PROMPT
Extract every line from the records below that contains the word "shape".

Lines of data
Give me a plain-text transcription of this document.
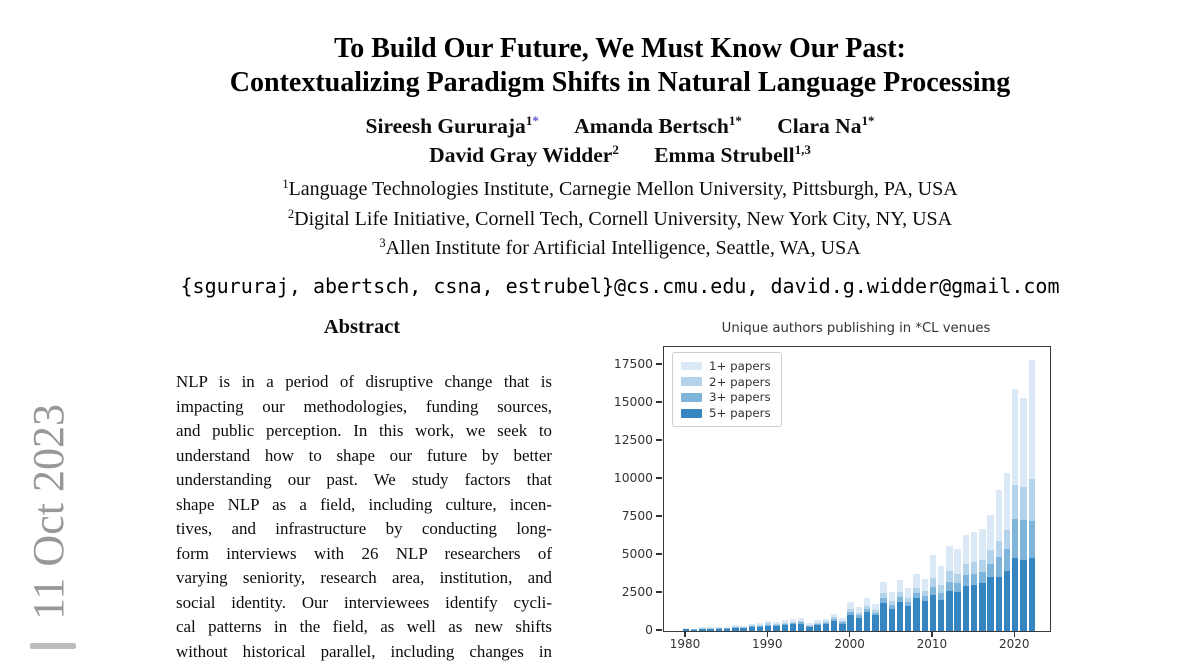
11 Oct 2023
To Build Our Future, We Must Know Our Past:
Contextualizing Paradigm Shifts in Natural Language Processing
Sireesh Gururaja$^{1*}$ Amanda Bertsch$^{1*}$ Clara $Na^{1*}$
David Gray Widder$^2$ Emma Strubell$^{1,3}$
$^1$Language Technologies Institute, Carnegie Mellon University, Pittsburgh, PA, USA
$^2$Digital Life Initiative, Cornell Tech, Cornell University, New York City, NY, USA
$^3$Allen Institute for Artificial Intelligence, Seattle, WA, USA
{sgururaj, abertsch, csna, estrubel}@cs.cmu.edu, david.g.widder@gmail.com
Abstract
NLP is in a period of disruptive change that is
impacting our methodologies, funding sources,
and public perception. In this work, we seek to
understand how to shape our future by better
understanding our past. We study factors that
shape NLP as a field, including culture, incen-
tives, and infrastructure by conducting long-
form interviews with 26 NLP researchers of
varying seniority, research area, institution, and
social identity. Our interviewees identify cycli-
cal patterns in the field, as well as new shifts
without historical parallel, including changes in
Unique authors publishing in *CL venues
1+ papers
2+ papers
3+ papers
5+ papers
0
2500
5000
7500
10000
12500
15000
17500
1980	1990	2000	2010	2020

WORKED ANSWER
understand how to shape our future by better
shape NLP as a field, including culture, incen-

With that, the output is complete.